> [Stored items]
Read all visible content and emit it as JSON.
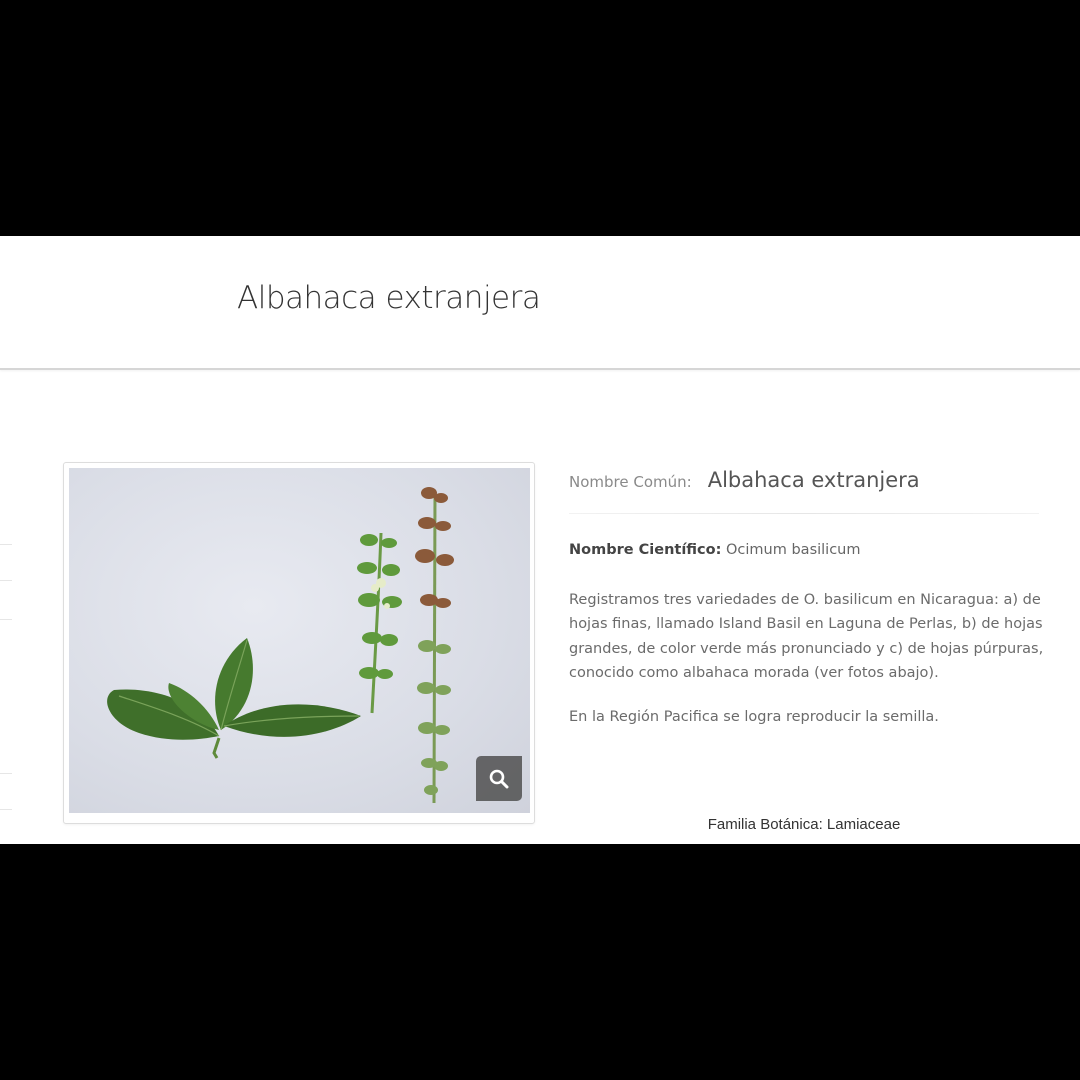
{
  "page_title": "Albahaca extranjera",
  "plant": {
    "common_name_label": "Nombre Común:",
    "common_name": "Albahaca extranjera",
    "scientific_name_label": "Nombre Científico:",
    "scientific_name": "Ocimum basilicum",
    "description": "Registramos tres variedades de O. basilicum en Nicaragua: a) de hojas finas, llamado Island Basil en Laguna de Perlas, b) de hojas grandes, de color verde más pronunciado y c) de hojas púrpuras, conocido como albahaca morada (ver fotos abajo).",
    "note": "En la Región Pacifica se logra reproducir la semilla.",
    "family_label": "Familia Botánica:",
    "family": "Lamiaceae"
  },
  "icons": {
    "zoom": "search-icon"
  },
  "colors": {
    "frame": "#000000",
    "page_background": "#ffffff",
    "zoom_button": "#505050"
  }
}
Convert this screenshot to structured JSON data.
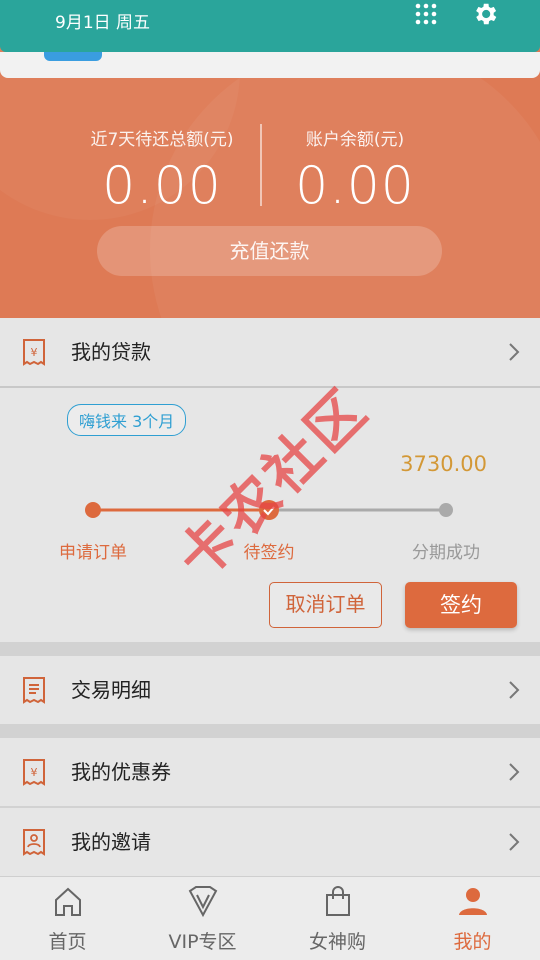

> [Task statement] Using the records above, select and copy every line that has the word "Nombre".

> [Solution to this task]
    "common_name_label": "Nombre Común:",
    "scientific_name_label": "Nombre Científico:",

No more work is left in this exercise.